### WRITTEN INSTRUCTION
Verbatim output of all the material below is required.
##### PROVIDED RECORDS
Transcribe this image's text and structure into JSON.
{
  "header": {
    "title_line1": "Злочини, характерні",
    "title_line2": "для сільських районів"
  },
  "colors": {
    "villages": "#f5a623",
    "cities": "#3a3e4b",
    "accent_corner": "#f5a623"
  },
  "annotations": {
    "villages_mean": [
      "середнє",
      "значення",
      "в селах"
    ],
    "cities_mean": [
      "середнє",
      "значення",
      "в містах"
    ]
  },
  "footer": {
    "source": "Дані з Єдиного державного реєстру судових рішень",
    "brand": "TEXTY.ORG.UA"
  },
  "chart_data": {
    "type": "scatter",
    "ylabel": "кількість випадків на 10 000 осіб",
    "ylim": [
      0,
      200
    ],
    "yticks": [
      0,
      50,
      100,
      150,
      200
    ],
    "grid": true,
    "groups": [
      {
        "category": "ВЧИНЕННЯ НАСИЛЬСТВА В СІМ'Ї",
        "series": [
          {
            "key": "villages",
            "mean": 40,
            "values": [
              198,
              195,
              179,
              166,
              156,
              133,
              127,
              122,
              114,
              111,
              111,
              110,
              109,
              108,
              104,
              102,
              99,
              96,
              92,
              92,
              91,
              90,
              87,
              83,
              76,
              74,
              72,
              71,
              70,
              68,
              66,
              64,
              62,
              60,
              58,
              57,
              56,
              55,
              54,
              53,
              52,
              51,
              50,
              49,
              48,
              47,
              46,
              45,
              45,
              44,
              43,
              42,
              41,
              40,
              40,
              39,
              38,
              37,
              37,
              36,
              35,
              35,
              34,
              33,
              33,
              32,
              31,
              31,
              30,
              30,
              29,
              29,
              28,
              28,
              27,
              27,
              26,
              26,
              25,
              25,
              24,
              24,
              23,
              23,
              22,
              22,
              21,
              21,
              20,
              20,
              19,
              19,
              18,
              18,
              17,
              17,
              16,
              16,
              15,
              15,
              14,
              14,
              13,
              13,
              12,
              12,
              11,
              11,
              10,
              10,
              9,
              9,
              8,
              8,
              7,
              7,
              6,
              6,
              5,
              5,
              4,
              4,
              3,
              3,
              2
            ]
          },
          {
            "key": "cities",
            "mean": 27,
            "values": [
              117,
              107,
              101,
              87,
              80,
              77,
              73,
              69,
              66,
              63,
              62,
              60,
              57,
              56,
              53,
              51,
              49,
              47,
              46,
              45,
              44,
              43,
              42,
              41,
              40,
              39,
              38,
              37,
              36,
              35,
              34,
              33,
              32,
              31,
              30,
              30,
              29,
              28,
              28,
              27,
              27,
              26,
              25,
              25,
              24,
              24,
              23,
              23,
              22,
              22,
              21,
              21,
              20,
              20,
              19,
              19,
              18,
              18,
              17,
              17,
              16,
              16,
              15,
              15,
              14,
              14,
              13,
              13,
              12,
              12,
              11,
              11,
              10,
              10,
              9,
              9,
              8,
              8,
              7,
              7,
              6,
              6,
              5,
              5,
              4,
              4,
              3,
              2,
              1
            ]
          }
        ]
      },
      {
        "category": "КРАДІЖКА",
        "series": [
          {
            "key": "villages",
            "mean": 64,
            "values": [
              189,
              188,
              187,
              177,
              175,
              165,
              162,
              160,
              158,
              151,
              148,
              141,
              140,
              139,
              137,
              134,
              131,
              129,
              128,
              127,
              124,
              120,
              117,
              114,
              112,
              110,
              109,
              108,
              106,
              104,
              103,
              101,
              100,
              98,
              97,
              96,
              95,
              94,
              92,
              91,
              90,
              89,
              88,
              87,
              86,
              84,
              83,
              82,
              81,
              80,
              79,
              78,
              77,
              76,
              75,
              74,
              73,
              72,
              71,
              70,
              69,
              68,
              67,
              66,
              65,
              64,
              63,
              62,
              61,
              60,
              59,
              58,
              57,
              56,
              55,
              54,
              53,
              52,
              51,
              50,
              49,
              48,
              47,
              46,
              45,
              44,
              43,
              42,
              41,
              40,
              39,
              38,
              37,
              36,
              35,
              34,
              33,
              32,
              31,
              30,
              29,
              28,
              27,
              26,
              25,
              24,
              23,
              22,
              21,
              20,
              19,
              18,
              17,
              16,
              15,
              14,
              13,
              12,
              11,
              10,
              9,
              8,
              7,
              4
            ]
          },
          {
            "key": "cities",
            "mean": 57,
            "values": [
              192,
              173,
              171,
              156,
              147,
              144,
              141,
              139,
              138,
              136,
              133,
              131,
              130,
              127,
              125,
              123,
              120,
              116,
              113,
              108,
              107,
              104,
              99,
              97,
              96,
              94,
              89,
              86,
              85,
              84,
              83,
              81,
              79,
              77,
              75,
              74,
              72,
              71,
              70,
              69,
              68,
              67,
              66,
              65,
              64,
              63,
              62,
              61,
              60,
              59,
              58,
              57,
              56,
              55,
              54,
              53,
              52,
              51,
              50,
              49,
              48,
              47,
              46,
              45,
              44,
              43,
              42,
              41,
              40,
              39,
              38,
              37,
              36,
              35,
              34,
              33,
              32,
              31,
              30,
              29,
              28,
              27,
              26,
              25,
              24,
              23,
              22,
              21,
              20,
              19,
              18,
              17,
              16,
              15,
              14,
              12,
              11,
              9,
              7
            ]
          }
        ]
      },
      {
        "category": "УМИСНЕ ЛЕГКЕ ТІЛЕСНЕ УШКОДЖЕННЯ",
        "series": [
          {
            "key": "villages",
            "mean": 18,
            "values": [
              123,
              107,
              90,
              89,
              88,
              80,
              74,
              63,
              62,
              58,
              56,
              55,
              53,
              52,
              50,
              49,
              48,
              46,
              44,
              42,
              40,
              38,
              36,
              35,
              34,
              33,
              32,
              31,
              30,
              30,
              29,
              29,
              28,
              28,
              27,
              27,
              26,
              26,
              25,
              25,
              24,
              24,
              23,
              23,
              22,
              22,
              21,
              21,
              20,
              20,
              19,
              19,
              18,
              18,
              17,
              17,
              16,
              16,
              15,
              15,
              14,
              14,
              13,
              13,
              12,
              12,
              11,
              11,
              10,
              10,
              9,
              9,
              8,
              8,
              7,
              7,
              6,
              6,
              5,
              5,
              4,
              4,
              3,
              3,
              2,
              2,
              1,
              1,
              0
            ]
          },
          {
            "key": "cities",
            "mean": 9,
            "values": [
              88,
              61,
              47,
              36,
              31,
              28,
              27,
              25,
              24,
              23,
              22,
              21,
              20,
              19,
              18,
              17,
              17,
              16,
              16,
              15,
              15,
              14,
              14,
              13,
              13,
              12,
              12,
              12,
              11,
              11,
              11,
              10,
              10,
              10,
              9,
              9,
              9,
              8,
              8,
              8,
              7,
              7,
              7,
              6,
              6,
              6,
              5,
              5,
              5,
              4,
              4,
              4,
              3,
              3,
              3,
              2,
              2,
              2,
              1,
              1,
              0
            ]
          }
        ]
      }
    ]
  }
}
##########
### OUTPUT FOR THIS TASK
Transcribe this image's text and structure into JSON.
{
  "header": {
    "title_line1": "Злочини, характерні",
    "title_line2": "для сільських районів"
  },
  "colors": {
    "villages": "#f5a623",
    "cities": "#3a3e4b",
    "accent_corner": "#f5a623"
  },
  "annotations": {
    "villages_mean": [
      "середнє",
      "значення",
      "в селах"
    ],
    "cities_mean": [
      "середнє",
      "значення",
      "в містах"
    ]
  },
  "footer": {
    "source": "Дані з Єдиного державного реєстру судових рішень",
    "brand": "TEXTY.ORG.UA"
  },
  "chart_data": {
    "type": "scatter",
    "ylabel": "кількість випадків на 10 000 осіб",
    "ylim": [
      0,
      200
    ],
    "yticks": [
      0,
      50,
      100,
      150,
      200
    ],
    "grid": true,
    "groups": [
      {
        "category": "ВЧИНЕННЯ НАСИЛЬСТВА В СІМ'Ї",
        "series": [
          {
            "key": "villages",
            "mean": 40,
            "values": [
              198,
              195,
              179,
              166,
              156,
              133,
              127,
              122,
              114,
              111,
              111,
              110,
              109,
              108,
              104,
              102,
              99,
              96,
              92,
              92,
              91,
              90,
              87,
              83,
              76,
              74,
              72,
              71,
              70,
              68,
              66,
              64,
              62,
              60,
              58,
              57,
              56,
              55,
              54,
              53,
              52,
              51,
              50,
              49,
              48,
              47,
              46,
              45,
              45,
              44,
              43,
              42,
              41,
              40,
              40,
              39,
              38,
              37,
              37,
              36,
              35,
              35,
              34,
              33,
              33,
              32,
              31,
              31,
              30,
              30,
              29,
              29,
              28,
              28,
              27,
              27,
              26,
              26,
              25,
              25,
              24,
              24,
              23,
              23,
              22,
              22,
              21,
              21,
              20,
              20,
              19,
              19,
              18,
              18,
              17,
              17,
              16,
              16,
              15,
              15,
              14,
              14,
              13,
              13,
              12,
              12,
              11,
              11,
              10,
              10,
              9,
              9,
              8,
              8,
              7,
              7,
              6,
              6,
              5,
              5,
              4,
              4,
              3,
              3,
              2
            ]
          },
          {
            "key": "cities",
            "mean": 27,
            "values": [
              117,
              107,
              101,
              87,
              80,
              77,
              73,
              69,
              66,
              63,
              62,
              60,
              57,
              56,
              53,
              51,
              49,
              47,
              46,
              45,
              44,
              43,
              42,
              41,
              40,
              39,
              38,
              37,
              36,
              35,
              34,
              33,
              32,
              31,
              30,
              30,
              29,
              28,
              28,
              27,
              27,
              26,
              25,
              25,
              24,
              24,
              23,
              23,
              22,
              22,
              21,
              21,
              20,
              20,
              19,
              19,
              18,
              18,
              17,
              17,
              16,
              16,
              15,
              15,
              14,
              14,
              13,
              13,
              12,
              12,
              11,
              11,
              10,
              10,
              9,
              9,
              8,
              8,
              7,
              7,
              6,
              6,
              5,
              5,
              4,
              4,
              3,
              2,
              1
            ]
          }
        ]
      },
      {
        "category": "КРАДІЖКА",
        "series": [
          {
            "key": "villages",
            "mean": 64,
            "values": [
              189,
              188,
              187,
              177,
              175,
              165,
              162,
              160,
              158,
              151,
              148,
              141,
              140,
              139,
              137,
              134,
              131,
              129,
              128,
              127,
              124,
              120,
              117,
              114,
              112,
              110,
              109,
              108,
              106,
              104,
              103,
              101,
              100,
              98,
              97,
              96,
              95,
              94,
              92,
              91,
              90,
              89,
              88,
              87,
              86,
              84,
              83,
              82,
              81,
              80,
              79,
              78,
              77,
              76,
              75,
              74,
              73,
              72,
              71,
              70,
              69,
              68,
              67,
              66,
              65,
              64,
              63,
              62,
              61,
              60,
              59,
              58,
              57,
              56,
              55,
              54,
              53,
              52,
              51,
              50,
              49,
              48,
              47,
              46,
              45,
              44,
              43,
              42,
              41,
              40,
              39,
              38,
              37,
              36,
              35,
              34,
              33,
              32,
              31,
              30,
              29,
              28,
              27,
              26,
              25,
              24,
              23,
              22,
              21,
              20,
              19,
              18,
              17,
              16,
              15,
              14,
              13,
              12,
              11,
              10,
              9,
              8,
              7,
              4
            ]
          },
          {
            "key": "cities",
            "mean": 57,
            "values": [
              192,
              173,
              171,
              156,
              147,
              144,
              141,
              139,
              138,
              136,
              133,
              131,
              130,
              127,
              125,
              123,
              120,
              116,
              113,
              108,
              107,
              104,
              99,
              97,
              96,
              94,
              89,
              86,
              85,
              84,
              83,
              81,
              79,
              77,
              75,
              74,
              72,
              71,
              70,
              69,
              68,
              67,
              66,
              65,
              64,
              63,
              62,
              61,
              60,
              59,
              58,
              57,
              56,
              55,
              54,
              53,
              52,
              51,
              50,
              49,
              48,
              47,
              46,
              45,
              44,
              43,
              42,
              41,
              40,
              39,
              38,
              37,
              36,
              35,
              34,
              33,
              32,
              31,
              30,
              29,
              28,
              27,
              26,
              25,
              24,
              23,
              22,
              21,
              20,
              19,
              18,
              17,
              16,
              15,
              14,
              12,
              11,
              9,
              7
            ]
          }
        ]
      },
      {
        "category": "УМИСНЕ ЛЕГКЕ ТІЛЕСНЕ УШКОДЖЕННЯ",
        "series": [
          {
            "key": "villages",
            "mean": 18,
            "values": [
              123,
              107,
              90,
              89,
              88,
              80,
              74,
              63,
              62,
              58,
              56,
              55,
              53,
              52,
              50,
              49,
              48,
              46,
              44,
              42,
              40,
              38,
              36,
              35,
              34,
              33,
              32,
              31,
              30,
              30,
              29,
              29,
              28,
              28,
              27,
              27,
              26,
              26,
              25,
              25,
              24,
              24,
              23,
              23,
              22,
              22,
              21,
              21,
              20,
              20,
              19,
              19,
              18,
              18,
              17,
              17,
              16,
              16,
              15,
              15,
              14,
              14,
              13,
              13,
              12,
              12,
              11,
              11,
              10,
              10,
              9,
              9,
              8,
              8,
              7,
              7,
              6,
              6,
              5,
              5,
              4,
              4,
              3,
              3,
              2,
              2,
              1,
              1,
              0
            ]
          },
          {
            "key": "cities",
            "mean": 9,
            "values": [
              88,
              61,
              47,
              36,
              31,
              28,
              27,
              25,
              24,
              23,
              22,
              21,
              20,
              19,
              18,
              17,
              17,
              16,
              16,
              15,
              15,
              14,
              14,
              13,
              13,
              12,
              12,
              12,
              11,
              11,
              11,
              10,
              10,
              10,
              9,
              9,
              9,
              8,
              8,
              8,
              7,
              7,
              7,
              6,
              6,
              6,
              5,
              5,
              5,
              4,
              4,
              4,
              3,
              3,
              3,
              2,
              2,
              2,
              1,
              1,
              0
            ]
          }
        ]
      }
    ]
  }
}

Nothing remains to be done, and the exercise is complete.